begin ENTRIES SHOWN

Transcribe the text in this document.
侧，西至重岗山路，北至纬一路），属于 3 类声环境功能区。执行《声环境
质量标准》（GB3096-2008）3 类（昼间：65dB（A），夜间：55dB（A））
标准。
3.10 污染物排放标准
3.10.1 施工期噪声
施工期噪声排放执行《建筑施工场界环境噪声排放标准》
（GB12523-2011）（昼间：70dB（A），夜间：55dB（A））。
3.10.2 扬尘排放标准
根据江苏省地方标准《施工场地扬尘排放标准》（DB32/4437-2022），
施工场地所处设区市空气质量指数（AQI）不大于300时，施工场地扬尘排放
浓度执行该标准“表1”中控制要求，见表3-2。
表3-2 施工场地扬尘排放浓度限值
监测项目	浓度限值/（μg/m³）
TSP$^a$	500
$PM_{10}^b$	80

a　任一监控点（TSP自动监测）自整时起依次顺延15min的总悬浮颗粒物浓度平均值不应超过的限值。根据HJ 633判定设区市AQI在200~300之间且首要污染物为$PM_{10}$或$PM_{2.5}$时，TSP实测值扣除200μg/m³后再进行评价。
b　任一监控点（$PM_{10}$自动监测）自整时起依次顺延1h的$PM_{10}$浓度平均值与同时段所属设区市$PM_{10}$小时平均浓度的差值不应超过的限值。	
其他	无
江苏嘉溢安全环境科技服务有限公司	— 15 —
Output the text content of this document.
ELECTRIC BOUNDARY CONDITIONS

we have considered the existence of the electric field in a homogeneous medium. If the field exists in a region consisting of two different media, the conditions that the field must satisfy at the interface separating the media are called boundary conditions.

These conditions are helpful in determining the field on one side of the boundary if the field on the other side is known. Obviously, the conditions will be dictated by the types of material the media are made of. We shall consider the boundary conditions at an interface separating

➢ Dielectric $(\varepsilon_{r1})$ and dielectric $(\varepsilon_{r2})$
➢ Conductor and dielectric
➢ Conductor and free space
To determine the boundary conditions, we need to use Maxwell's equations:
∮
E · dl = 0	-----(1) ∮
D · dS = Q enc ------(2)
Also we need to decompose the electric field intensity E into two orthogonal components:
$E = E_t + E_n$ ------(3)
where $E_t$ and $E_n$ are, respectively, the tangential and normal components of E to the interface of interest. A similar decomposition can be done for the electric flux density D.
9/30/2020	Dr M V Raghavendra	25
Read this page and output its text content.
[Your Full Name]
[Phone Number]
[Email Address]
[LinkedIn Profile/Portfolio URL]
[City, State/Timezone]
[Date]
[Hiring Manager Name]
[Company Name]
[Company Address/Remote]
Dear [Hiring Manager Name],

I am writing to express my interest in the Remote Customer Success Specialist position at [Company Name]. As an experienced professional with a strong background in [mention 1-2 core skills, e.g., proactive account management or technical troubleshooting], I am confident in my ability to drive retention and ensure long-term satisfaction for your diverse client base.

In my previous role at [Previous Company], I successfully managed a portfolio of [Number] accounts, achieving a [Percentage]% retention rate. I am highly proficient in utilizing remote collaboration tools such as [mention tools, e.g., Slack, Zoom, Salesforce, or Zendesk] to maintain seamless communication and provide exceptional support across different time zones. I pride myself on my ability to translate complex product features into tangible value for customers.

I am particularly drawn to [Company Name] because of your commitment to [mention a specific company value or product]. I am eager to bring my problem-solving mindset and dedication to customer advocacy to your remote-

end ENTRIES SHOWN

* _REQUIREMENT_
Find all the lines containing "Manager" in the material, then copy them.

* _SOLUTION_
[Hiring Manager Name]
Dear [Hiring Manager Name],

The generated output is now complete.